Laurence Van Goethem : Pouvez-nous nous parler de vos origines, de votre formation et d’où vous est venue cette envie d’écrire ?
Marie-Louise Bibish Mumbu : Je suis née à Bukavu dans l’Est du Zaïre en 1975, dernière d’une famille de six enfants. Mon père était fonctionnaire de l’État, dans ce qu’on appelait la territoriale. Il était amené à se déplacer souvent, c’est pourquoi j’aime dire que notre famille est un peu à l’image de la nation congolaise. Sur les six enfants de mon père, seuls les deux aînés ont vu le jour à Kinshasa. Ma sœur (3e) est née à Mbandaka en Équateur, mon frère qui la suit est né à Kisangani dans la Province Orientale et l’avant-dernier est né à Katana dans le Sud Kivu, à l’Est du pays. Je me souviens d’avoir fêté mes cinq ans dans le Bandundu, et à six ans je suis allée à Kinshasa définitivement. Je n’ai plus jamais remis les pieds à Bukavu, malheureusement.

• **CONSIGNES DE L'EXERCICE**:
1. D'après l'entretien, dans quelle ville et en quelle année Marie-Louise Bibish Mumbu est-elle née ?
2. Réécrivez le passage de l'entretien allant de « Marie-Louise Bibish Mumbu » jusqu'à « à Bukavu, malheureusement. » inclus, en remplaçant « fonctionnaire » par « agent ».

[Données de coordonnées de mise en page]
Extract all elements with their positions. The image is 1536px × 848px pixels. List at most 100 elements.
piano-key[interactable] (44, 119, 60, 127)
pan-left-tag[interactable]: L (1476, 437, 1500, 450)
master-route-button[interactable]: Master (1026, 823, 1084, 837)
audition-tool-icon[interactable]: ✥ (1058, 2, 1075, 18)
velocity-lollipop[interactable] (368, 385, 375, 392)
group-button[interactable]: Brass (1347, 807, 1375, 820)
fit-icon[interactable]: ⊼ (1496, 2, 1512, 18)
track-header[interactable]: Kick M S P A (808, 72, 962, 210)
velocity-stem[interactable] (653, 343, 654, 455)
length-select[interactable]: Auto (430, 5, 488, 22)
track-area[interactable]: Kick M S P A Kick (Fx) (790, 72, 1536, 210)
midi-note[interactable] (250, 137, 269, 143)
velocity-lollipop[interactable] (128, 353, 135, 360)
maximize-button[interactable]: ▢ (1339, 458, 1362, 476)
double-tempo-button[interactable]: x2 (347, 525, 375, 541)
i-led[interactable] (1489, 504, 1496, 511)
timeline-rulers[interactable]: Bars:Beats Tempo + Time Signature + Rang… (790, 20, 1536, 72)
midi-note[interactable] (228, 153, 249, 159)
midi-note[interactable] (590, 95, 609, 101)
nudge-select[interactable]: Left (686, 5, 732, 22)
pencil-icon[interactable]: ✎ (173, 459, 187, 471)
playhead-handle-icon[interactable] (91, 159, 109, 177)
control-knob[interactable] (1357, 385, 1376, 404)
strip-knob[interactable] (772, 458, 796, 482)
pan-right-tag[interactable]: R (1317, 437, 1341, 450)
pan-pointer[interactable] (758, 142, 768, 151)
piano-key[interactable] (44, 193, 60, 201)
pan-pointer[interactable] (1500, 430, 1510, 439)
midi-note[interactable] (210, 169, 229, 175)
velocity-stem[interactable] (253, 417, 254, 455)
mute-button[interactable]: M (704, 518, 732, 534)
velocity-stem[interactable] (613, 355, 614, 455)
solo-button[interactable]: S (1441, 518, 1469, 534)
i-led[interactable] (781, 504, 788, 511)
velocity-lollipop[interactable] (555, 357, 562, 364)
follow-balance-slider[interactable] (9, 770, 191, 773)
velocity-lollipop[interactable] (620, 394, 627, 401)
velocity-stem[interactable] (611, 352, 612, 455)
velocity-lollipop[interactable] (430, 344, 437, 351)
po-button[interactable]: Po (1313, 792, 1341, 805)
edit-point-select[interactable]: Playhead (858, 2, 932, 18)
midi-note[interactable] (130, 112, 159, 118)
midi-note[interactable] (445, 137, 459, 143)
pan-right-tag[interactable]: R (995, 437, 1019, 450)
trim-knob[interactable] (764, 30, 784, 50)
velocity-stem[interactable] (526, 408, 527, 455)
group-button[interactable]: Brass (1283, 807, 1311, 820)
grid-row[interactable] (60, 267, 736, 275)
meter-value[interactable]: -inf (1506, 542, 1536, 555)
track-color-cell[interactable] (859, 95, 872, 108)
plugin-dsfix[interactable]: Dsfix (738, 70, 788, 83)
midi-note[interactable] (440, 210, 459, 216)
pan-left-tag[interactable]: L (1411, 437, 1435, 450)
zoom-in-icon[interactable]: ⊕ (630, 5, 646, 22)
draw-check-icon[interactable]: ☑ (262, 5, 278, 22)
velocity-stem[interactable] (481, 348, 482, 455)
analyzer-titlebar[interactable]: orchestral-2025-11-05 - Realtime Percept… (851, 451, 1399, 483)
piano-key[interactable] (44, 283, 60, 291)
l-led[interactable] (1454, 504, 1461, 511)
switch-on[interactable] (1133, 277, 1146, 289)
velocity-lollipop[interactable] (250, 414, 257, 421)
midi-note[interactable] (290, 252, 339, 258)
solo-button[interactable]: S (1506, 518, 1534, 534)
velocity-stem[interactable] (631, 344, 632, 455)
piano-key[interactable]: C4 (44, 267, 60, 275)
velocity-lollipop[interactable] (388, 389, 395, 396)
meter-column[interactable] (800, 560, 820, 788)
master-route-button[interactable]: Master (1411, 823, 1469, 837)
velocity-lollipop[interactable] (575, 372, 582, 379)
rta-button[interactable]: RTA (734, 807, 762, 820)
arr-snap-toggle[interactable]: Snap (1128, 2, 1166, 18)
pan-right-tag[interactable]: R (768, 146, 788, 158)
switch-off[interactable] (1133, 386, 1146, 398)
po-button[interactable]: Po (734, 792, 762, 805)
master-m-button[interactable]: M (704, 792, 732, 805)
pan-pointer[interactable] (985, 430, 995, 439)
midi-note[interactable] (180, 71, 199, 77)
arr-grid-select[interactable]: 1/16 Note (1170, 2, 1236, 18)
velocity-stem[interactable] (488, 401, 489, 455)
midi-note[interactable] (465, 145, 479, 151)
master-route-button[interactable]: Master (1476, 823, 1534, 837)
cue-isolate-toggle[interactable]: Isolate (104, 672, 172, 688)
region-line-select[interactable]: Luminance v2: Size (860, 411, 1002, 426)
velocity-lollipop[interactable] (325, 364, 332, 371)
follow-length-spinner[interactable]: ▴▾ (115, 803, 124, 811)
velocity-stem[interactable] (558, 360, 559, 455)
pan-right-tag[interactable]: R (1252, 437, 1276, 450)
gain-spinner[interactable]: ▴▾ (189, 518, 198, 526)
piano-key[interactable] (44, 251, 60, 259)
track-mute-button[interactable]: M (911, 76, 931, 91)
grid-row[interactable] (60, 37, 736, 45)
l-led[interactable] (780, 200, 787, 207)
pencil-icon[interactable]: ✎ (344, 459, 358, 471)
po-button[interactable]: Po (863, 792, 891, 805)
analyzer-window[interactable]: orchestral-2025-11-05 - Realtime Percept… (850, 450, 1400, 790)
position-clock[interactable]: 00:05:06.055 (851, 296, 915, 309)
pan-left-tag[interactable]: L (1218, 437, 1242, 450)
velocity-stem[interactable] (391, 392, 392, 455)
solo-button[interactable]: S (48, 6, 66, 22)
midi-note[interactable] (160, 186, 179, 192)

• **RÉPONSES ATTENDUES**:
1. À Bukavu, en 1975.

2.
Marie-Louise Bibish Mumbu : Je suis née à Bukavu dans l’Est du Zaïre en 1975, dernière d’une famille de six enfants. Mon père était agent de l’État, dans ce qu’on appelait la territoriale. Il était amené à se déplacer souvent, c’est pourquoi j’aime dire que notre famille est un peu à l’image de la nation congolaise. Sur les six enfants de mon père, seuls les deux aînés ont vu le jour à Kinshasa. Ma sœur (3e) est née à Mbandaka en Équateur, mon frère qui la suit est né à Kisangani dans la Province Orientale et l’avant-dernier est né à Katana dans le Sud Kivu, à l’Est du pays. Je me souviens d’avoir fêté mes cinq ans dans le Bandundu, et à six ans je suis allée à Kinshasa définitivement. Je n’ai plus jamais remis les pieds à Bukavu, malheureusement.